• [INPUT RECORDS]
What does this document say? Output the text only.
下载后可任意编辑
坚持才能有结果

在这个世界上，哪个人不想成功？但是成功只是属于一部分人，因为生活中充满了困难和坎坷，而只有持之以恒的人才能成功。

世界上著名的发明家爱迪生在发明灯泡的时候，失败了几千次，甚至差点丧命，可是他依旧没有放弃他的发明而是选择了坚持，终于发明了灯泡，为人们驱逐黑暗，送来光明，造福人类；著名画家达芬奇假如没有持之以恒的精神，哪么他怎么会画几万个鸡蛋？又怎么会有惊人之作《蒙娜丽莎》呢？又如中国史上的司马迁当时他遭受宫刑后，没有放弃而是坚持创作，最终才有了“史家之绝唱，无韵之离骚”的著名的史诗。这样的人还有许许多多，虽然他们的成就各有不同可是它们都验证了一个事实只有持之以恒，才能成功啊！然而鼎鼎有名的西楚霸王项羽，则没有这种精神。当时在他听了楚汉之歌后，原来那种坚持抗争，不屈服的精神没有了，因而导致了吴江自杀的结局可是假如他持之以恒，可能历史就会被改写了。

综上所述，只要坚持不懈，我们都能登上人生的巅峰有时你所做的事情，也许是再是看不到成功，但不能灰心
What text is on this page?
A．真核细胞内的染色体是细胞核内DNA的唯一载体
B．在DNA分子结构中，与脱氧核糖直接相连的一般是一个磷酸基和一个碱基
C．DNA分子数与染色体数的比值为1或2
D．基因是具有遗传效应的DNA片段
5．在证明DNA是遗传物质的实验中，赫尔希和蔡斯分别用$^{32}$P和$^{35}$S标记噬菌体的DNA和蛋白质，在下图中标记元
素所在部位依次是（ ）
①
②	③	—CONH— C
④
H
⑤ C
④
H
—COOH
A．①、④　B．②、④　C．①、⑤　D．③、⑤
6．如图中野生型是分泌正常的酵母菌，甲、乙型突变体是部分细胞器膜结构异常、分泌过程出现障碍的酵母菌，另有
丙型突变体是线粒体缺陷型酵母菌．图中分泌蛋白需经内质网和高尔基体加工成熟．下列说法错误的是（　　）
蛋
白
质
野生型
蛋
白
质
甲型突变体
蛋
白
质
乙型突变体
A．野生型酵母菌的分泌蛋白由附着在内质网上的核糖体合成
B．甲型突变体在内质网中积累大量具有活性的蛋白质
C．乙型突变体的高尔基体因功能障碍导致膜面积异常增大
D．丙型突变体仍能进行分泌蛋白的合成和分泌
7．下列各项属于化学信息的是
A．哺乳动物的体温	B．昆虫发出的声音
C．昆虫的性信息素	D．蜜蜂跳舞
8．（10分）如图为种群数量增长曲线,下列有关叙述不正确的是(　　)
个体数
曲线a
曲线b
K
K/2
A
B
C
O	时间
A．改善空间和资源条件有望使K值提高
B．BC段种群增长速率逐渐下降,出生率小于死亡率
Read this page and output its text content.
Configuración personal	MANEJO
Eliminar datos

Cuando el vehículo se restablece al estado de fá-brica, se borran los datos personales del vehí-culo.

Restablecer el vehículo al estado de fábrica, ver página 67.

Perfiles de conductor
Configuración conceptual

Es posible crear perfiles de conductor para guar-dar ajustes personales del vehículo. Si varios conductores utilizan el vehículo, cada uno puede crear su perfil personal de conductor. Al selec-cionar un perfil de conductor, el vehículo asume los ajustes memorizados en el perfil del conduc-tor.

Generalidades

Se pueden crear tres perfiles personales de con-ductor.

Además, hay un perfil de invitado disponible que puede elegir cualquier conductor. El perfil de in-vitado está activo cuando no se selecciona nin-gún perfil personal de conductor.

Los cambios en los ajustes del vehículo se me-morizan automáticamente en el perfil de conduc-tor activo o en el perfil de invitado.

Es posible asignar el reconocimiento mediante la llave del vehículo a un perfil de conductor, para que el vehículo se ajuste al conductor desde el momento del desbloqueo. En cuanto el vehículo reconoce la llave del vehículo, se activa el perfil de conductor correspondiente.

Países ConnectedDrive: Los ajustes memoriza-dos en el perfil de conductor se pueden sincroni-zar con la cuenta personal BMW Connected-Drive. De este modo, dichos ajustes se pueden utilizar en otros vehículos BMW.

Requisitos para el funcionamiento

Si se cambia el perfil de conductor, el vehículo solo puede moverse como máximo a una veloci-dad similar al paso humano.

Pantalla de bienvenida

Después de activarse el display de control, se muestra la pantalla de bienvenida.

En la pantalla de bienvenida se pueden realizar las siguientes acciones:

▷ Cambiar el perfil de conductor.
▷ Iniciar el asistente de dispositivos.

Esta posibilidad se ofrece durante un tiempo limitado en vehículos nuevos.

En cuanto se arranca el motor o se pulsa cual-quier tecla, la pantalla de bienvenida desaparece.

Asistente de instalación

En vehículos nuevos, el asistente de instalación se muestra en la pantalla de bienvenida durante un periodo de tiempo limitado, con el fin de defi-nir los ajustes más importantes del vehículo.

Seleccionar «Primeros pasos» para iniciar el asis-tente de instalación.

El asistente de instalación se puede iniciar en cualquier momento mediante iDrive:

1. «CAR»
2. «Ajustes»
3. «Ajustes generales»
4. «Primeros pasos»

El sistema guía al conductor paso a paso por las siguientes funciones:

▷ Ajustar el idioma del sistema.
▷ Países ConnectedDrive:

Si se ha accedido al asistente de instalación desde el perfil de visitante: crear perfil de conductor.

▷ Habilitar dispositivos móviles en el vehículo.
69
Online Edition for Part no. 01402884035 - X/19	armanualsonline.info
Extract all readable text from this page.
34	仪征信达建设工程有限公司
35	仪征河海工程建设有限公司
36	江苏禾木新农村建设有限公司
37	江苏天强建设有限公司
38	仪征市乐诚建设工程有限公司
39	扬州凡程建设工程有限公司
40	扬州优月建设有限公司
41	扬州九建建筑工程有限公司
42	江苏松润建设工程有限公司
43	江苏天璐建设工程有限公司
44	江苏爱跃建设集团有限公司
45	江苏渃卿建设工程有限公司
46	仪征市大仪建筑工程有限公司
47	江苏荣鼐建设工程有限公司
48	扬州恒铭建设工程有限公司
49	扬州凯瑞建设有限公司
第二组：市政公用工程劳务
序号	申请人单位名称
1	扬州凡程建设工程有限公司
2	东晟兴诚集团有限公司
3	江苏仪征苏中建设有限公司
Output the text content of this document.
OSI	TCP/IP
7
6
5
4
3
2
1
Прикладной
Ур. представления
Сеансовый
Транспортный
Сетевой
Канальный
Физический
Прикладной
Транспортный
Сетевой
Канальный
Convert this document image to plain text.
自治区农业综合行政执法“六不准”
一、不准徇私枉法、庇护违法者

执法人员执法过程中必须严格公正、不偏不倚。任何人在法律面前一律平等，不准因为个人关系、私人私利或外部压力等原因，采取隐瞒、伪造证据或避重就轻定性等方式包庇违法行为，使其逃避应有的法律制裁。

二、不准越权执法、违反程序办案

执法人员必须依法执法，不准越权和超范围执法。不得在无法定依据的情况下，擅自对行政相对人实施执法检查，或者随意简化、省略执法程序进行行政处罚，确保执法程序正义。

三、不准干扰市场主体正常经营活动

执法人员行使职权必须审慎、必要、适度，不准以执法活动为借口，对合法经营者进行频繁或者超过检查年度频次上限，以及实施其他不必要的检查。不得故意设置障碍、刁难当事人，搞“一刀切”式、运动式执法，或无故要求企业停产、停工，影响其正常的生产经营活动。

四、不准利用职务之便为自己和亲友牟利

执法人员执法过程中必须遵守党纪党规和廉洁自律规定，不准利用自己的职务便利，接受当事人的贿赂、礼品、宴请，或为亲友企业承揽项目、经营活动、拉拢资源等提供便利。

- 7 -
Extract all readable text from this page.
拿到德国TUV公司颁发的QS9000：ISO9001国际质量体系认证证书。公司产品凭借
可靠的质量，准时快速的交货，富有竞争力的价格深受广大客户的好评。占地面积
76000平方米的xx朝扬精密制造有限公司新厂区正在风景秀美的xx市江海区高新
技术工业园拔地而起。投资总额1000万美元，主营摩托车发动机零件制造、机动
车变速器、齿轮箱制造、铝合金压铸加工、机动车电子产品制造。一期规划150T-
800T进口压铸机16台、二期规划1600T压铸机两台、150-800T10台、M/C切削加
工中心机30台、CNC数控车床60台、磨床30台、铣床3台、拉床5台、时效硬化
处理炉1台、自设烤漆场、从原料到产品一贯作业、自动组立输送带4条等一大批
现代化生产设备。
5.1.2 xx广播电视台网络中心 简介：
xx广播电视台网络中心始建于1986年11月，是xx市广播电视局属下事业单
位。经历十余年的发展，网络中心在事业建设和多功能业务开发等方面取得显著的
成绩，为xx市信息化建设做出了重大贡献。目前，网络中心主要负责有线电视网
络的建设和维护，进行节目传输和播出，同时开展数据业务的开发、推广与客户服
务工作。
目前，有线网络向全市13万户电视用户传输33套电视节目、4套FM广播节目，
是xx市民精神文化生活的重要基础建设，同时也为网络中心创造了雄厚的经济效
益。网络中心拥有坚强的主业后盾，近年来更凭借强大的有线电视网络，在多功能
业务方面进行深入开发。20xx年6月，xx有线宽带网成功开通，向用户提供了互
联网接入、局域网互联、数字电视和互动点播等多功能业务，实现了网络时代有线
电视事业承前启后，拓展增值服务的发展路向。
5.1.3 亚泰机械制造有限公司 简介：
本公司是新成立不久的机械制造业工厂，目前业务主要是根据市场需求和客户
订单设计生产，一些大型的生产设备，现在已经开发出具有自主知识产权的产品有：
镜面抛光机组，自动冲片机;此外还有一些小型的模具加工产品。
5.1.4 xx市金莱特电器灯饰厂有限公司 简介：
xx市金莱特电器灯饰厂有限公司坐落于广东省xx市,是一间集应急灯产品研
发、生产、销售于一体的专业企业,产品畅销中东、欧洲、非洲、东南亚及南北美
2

• [AIM OF THE EXERCISE] Search the entries for the word "conductor" and pick out every line that holds it.

• [RIGHT ANSWER]
Perfiles de conductor
Es posible crear perfiles de conductor para guar-dar ajustes personales del vehículo. Si varios conductores utilizan el vehículo, cada uno puede crear su perfil personal de conductor. Al selec-cionar un perfil de conductor, el vehículo asume los ajustes memorizados en el perfil del conduc-tor.
Además, hay un perfil de invitado disponible que puede elegir cualquier conductor. El perfil de in-vitado está activo cuando no se selecciona nin-gún perfil personal de conductor.
Es posible asignar el reconocimiento mediante la llave del vehículo a un perfil de conductor, para que el vehículo se ajuste al conductor desde el momento del desbloqueo. En cuanto el vehículo reconoce la llave del vehículo, se activa el perfil de conductor correspondiente.
Países ConnectedDrive: Los ajustes memoriza-dos en el perfil de conductor se pueden sincroni-zar con la cuenta personal BMW Connected-Drive. De este modo, dichos ajustes se pueden utilizar en otros vehículos BMW.
Si se cambia el perfil de conductor, el vehículo solo puede moverse como máximo a una veloci-dad similar al paso humano.
▷ Cambiar el perfil de conductor.
El sistema guía al conductor paso a paso por las siguientes funciones:
Si se ha accedido al asistente de instalación desde el perfil de visitante: crear perfil de conductor.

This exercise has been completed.